- Problem description: Bring together all lines of the material below that contain the string "分针针尖线速度是时针针尖线速度的".

- Source records:

○ ○ ○

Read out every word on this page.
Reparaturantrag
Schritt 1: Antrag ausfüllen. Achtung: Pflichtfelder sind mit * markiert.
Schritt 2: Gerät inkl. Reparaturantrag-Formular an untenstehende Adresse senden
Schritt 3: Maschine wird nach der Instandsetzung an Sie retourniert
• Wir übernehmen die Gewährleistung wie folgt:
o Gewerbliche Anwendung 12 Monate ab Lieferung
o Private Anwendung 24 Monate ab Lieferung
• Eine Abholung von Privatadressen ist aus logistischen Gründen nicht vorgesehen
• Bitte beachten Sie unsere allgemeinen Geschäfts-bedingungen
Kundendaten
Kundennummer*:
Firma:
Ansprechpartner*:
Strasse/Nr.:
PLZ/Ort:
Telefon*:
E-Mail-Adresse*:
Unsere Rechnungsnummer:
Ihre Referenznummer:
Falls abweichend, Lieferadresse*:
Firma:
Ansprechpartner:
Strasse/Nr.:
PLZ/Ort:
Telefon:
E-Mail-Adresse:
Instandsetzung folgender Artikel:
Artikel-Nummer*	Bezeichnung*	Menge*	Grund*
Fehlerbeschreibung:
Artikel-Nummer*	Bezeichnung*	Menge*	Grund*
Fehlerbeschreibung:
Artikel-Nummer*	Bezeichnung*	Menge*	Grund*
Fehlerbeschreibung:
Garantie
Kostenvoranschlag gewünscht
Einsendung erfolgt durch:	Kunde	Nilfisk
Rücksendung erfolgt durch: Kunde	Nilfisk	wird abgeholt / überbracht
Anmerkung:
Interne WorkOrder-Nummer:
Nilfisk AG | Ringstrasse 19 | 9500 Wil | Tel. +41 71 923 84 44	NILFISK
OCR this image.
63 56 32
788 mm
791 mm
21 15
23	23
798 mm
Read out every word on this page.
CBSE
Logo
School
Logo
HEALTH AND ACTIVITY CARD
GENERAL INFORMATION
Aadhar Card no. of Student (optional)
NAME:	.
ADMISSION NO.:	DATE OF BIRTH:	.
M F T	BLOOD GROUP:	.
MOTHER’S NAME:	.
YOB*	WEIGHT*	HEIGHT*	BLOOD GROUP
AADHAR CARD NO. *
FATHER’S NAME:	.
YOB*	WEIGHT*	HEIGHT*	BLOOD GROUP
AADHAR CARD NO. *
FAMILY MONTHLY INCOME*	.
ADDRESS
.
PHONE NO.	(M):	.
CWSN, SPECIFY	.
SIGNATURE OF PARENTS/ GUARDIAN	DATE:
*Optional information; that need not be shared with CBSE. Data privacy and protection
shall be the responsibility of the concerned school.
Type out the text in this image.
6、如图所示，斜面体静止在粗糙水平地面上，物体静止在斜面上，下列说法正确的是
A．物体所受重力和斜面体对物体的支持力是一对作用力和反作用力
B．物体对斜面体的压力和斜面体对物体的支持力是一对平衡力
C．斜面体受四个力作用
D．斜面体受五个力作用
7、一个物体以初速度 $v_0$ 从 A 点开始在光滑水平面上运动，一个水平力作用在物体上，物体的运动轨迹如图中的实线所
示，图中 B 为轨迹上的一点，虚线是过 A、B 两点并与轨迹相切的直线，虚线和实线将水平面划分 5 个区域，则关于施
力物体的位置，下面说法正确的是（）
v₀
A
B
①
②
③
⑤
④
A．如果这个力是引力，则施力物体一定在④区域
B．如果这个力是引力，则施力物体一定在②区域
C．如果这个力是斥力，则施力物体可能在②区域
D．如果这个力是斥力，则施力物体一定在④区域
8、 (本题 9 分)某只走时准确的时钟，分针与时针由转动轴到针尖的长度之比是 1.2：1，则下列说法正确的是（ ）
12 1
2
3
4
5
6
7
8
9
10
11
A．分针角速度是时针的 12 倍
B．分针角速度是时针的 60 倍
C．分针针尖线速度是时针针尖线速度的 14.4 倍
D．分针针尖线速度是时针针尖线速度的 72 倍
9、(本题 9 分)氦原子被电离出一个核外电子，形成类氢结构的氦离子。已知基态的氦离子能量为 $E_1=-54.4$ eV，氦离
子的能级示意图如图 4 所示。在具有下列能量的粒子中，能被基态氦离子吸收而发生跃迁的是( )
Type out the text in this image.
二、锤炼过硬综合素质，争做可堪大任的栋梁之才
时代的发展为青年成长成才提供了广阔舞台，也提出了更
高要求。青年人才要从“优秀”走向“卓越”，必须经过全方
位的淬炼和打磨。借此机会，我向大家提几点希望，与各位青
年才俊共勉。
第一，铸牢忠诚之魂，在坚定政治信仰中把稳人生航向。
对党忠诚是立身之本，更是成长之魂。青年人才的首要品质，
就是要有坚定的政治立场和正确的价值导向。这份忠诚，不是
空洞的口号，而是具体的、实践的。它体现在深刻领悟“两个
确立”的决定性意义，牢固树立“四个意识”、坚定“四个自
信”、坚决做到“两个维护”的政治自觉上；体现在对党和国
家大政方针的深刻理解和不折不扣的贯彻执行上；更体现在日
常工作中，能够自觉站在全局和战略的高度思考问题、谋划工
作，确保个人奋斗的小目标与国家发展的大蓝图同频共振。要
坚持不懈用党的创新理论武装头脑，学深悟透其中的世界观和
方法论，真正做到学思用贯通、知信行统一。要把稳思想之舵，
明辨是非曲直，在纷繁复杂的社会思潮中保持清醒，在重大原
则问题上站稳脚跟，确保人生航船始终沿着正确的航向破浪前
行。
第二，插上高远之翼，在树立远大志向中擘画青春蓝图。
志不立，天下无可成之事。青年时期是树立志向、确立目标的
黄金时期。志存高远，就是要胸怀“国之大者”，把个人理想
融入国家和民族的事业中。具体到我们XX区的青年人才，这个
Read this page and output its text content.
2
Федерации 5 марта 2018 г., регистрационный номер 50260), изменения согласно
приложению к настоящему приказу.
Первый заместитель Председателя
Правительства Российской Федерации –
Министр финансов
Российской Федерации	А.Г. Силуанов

○ ○ ○

- Reply to the task:
C．分针针尖线速度是时针针尖线速度的 14.4 倍
D．分针针尖线速度是时针针尖线速度的 72 倍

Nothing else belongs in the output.